== Prompt ==
Quote the listing below in its entirety.

● ● ● ● ●

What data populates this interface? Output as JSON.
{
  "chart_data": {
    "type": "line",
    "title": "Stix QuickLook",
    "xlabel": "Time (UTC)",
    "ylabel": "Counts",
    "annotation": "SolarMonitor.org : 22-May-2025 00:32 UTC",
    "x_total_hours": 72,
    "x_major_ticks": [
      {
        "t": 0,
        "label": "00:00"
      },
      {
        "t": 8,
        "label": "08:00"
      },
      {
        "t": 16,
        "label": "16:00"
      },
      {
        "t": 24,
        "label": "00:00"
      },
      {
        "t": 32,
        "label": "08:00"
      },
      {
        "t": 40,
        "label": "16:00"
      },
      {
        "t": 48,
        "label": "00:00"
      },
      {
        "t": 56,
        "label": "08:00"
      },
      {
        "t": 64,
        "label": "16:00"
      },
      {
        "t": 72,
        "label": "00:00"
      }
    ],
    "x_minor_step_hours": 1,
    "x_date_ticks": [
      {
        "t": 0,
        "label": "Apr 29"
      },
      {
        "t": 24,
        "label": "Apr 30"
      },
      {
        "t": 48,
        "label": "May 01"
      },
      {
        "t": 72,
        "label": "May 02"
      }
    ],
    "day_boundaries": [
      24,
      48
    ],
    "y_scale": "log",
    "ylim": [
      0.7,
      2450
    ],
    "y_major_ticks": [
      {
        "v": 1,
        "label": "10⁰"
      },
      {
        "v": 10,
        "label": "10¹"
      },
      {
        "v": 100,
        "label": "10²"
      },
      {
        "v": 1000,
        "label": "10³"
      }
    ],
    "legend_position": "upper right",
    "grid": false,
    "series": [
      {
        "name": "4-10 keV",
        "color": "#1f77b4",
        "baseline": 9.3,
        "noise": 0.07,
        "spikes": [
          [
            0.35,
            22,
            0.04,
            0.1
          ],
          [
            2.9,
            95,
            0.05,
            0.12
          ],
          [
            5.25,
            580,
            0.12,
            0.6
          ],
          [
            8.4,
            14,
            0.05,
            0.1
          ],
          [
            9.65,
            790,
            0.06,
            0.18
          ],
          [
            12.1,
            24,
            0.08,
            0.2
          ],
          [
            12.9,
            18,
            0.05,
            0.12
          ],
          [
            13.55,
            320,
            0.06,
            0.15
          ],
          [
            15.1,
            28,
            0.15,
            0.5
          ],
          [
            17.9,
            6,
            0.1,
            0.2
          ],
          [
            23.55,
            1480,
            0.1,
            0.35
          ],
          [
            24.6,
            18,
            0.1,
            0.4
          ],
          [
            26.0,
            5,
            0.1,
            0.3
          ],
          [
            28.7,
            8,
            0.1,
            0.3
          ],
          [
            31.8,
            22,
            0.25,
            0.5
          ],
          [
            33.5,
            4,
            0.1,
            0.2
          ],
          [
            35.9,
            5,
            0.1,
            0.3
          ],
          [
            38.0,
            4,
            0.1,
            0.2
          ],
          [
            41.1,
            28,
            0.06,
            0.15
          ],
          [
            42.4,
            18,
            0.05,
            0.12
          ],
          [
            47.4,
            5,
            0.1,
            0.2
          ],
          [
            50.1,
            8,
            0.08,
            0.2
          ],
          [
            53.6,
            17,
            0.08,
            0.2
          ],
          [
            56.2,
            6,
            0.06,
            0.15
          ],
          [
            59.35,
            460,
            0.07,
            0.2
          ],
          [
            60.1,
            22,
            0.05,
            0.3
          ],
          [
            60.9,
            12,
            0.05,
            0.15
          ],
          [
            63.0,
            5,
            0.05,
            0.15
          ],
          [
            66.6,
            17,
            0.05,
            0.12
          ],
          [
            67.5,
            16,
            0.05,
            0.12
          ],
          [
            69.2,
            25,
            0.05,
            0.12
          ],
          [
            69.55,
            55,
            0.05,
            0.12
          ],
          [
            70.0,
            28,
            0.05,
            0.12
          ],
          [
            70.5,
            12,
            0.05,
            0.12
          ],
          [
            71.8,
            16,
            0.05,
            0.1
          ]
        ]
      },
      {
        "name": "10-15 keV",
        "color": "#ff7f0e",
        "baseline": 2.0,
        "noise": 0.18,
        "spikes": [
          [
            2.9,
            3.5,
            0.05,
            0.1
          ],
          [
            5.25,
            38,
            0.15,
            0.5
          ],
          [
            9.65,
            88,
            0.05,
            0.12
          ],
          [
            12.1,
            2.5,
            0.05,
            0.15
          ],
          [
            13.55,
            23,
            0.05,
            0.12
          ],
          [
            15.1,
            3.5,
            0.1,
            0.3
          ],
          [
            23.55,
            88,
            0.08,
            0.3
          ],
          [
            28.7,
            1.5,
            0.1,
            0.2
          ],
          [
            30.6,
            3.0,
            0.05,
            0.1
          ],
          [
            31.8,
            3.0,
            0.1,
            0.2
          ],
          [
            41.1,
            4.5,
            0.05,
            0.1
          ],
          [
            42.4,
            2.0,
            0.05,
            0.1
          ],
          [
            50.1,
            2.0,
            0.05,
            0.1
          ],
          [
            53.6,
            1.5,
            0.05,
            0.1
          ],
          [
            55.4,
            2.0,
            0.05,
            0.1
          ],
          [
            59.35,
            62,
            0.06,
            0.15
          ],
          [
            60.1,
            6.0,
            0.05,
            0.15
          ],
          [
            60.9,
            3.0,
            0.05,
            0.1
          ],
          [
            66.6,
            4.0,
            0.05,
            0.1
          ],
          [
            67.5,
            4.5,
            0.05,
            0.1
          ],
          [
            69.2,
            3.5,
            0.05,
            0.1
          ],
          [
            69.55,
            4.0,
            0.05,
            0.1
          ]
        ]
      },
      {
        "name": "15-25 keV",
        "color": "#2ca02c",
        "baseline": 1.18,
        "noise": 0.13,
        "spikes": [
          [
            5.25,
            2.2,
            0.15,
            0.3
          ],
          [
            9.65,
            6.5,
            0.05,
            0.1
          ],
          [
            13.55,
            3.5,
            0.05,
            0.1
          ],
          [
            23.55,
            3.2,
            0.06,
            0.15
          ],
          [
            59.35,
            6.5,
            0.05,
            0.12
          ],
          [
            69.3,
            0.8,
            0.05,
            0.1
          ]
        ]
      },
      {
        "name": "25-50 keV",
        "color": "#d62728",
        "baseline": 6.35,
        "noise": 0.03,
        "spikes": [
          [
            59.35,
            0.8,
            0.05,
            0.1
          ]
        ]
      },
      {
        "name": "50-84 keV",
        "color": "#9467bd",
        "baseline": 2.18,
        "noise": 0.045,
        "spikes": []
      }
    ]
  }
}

● ● ● ● ●

== Completed exercise ==
What data populates this interface? Output as JSON.
{
  "chart_data": {
    "type": "line",
    "title": "Stix QuickLook",
    "xlabel": "Time (UTC)",
    "ylabel": "Counts",
    "annotation": "SolarMonitor.org : 22-May-2025 00:32 UTC",
    "x_total_hours": 72,
    "x_major_ticks": [
      {
        "t": 0,
        "label": "00:00"
      },
      {
        "t": 8,
        "label": "08:00"
      },
      {
        "t": 16,
        "label": "16:00"
      },
      {
        "t": 24,
        "label": "00:00"
      },
      {
        "t": 32,
        "label": "08:00"
      },
      {
        "t": 40,
        "label": "16:00"
      },
      {
        "t": 48,
        "label": "00:00"
      },
      {
        "t": 56,
        "label": "08:00"
      },
      {
        "t": 64,
        "label": "16:00"
      },
      {
        "t": 72,
        "label": "00:00"
      }
    ],
    "x_minor_step_hours": 1,
    "x_date_ticks": [
      {
        "t": 0,
        "label": "Apr 29"
      },
      {
        "t": 24,
        "label": "Apr 30"
      },
      {
        "t": 48,
        "label": "May 01"
      },
      {
        "t": 72,
        "label": "May 02"
      }
    ],
    "day_boundaries": [
      24,
      48
    ],
    "y_scale": "log",
    "ylim": [
      0.7,
      2450
    ],
    "y_major_ticks": [
      {
        "v": 1,
        "label": "10⁰"
      },
      {
        "v": 10,
        "label": "10¹"
      },
      {
        "v": 100,
        "label": "10²"
      },
      {
        "v": 1000,
        "label": "10³"
      }
    ],
    "legend_position": "upper right",
    "grid": false,
    "series": [
      {
        "name": "4-10 keV",
        "color": "#1f77b4",
        "baseline": 9.3,
        "noise": 0.07,
        "spikes": [
          [
            0.35,
            22,
            0.04,
            0.1
          ],
          [
            2.9,
            95,
            0.05,
            0.12
          ],
          [
            5.25,
            580,
            0.12,
            0.6
          ],
          [
            8.4,
            14,
            0.05,
            0.1
          ],
          [
            9.65,
            790,
            0.06,
            0.18
          ],
          [
            12.1,
            24,
            0.08,
            0.2
          ],
          [
            12.9,
            18,
            0.05,
            0.12
          ],
          [
            13.55,
            320,
            0.06,
            0.15
          ],
          [
            15.1,
            28,
            0.15,
            0.5
          ],
          [
            17.9,
            6,
            0.1,
            0.2
          ],
          [
            23.55,
            1480,
            0.1,
            0.35
          ],
          [
            24.6,
            18,
            0.1,
            0.4
          ],
          [
            26.0,
            5,
            0.1,
            0.3
          ],
          [
            28.7,
            8,
            0.1,
            0.3
          ],
          [
            31.8,
            22,
            0.25,
            0.5
          ],
          [
            33.5,
            4,
            0.1,
            0.2
          ],
          [
            35.9,
            5,
            0.1,
            0.3
          ],
          [
            38.0,
            4,
            0.1,
            0.2
          ],
          [
            41.1,
            28,
            0.06,
            0.15
          ],
          [
            42.4,
            18,
            0.05,
            0.12
          ],
          [
            47.4,
            5,
            0.1,
            0.2
          ],
          [
            50.1,
            8,
            0.08,
            0.2
          ],
          [
            53.6,
            17,
            0.08,
            0.2
          ],
          [
            56.2,
            6,
            0.06,
            0.15
          ],
          [
            59.35,
            460,
            0.07,
            0.2
          ],
          [
            60.1,
            22,
            0.05,
            0.3
          ],
          [
            60.9,
            12,
            0.05,
            0.15
          ],
          [
            63.0,
            5,
            0.05,
            0.15
          ],
          [
            66.6,
            17,
            0.05,
            0.12
          ],
          [
            67.5,
            16,
            0.05,
            0.12
          ],
          [
            69.2,
            25,
            0.05,
            0.12
          ],
          [
            69.55,
            55,
            0.05,
            0.12
          ],
          [
            70.0,
            28,
            0.05,
            0.12
          ],
          [
            70.5,
            12,
            0.05,
            0.12
          ],
          [
            71.8,
            16,
            0.05,
            0.1
          ]
        ]
      },
      {
        "name": "10-15 keV",
        "color": "#ff7f0e",
        "baseline": 2.0,
        "noise": 0.18,
        "spikes": [
          [
            2.9,
            3.5,
            0.05,
            0.1
          ],
          [
            5.25,
            38,
            0.15,
            0.5
          ],
          [
            9.65,
            88,
            0.05,
            0.12
          ],
          [
            12.1,
            2.5,
            0.05,
            0.15
          ],
          [
            13.55,
            23,
            0.05,
            0.12
          ],
          [
            15.1,
            3.5,
            0.1,
            0.3
          ],
          [
            23.55,
            88,
            0.08,
            0.3
          ],
          [
            28.7,
            1.5,
            0.1,
            0.2
          ],
          [
            30.6,
            3.0,
            0.05,
            0.1
          ],
          [
            31.8,
            3.0,
            0.1,
            0.2
          ],
          [
            41.1,
            4.5,
            0.05,
            0.1
          ],
          [
            42.4,
            2.0,
            0.05,
            0.1
          ],
          [
            50.1,
            2.0,
            0.05,
            0.1
          ],
          [
            53.6,
            1.5,
            0.05,
            0.1
          ],
          [
            55.4,
            2.0,
            0.05,
            0.1
          ],
          [
            59.35,
            62,
            0.06,
            0.15
          ],
          [
            60.1,
            6.0,
            0.05,
            0.15
          ],
          [
            60.9,
            3.0,
            0.05,
            0.1
          ],
          [
            66.6,
            4.0,
            0.05,
            0.1
          ],
          [
            67.5,
            4.5,
            0.05,
            0.1
          ],
          [
            69.2,
            3.5,
            0.05,
            0.1
          ],
          [
            69.55,
            4.0,
            0.05,
            0.1
          ]
        ]
      },
      {
        "name": "15-25 keV",
        "color": "#2ca02c",
        "baseline": 1.18,
        "noise": 0.13,
        "spikes": [
          [
            5.25,
            2.2,
            0.15,
            0.3
          ],
          [
            9.65,
            6.5,
            0.05,
            0.1
          ],
          [
            13.55,
            3.5,
            0.05,
            0.1
          ],
          [
            23.55,
            3.2,
            0.06,
            0.15
          ],
          [
            59.35,
            6.5,
            0.05,
            0.12
          ],
          [
            69.3,
            0.8,
            0.05,
            0.1
          ]
        ]
      },
      {
        "name": "25-50 keV",
        "color": "#d62728",
        "baseline": 6.35,
        "noise": 0.03,
        "spikes": [
          [
            59.35,
            0.8,
            0.05,
            0.1
          ]
        ]
      },
      {
        "name": "50-84 keV",
        "color": "#9467bd",
        "baseline": 2.18,
        "noise": 0.045,
        "spikes": []
      }
    ]
  }
}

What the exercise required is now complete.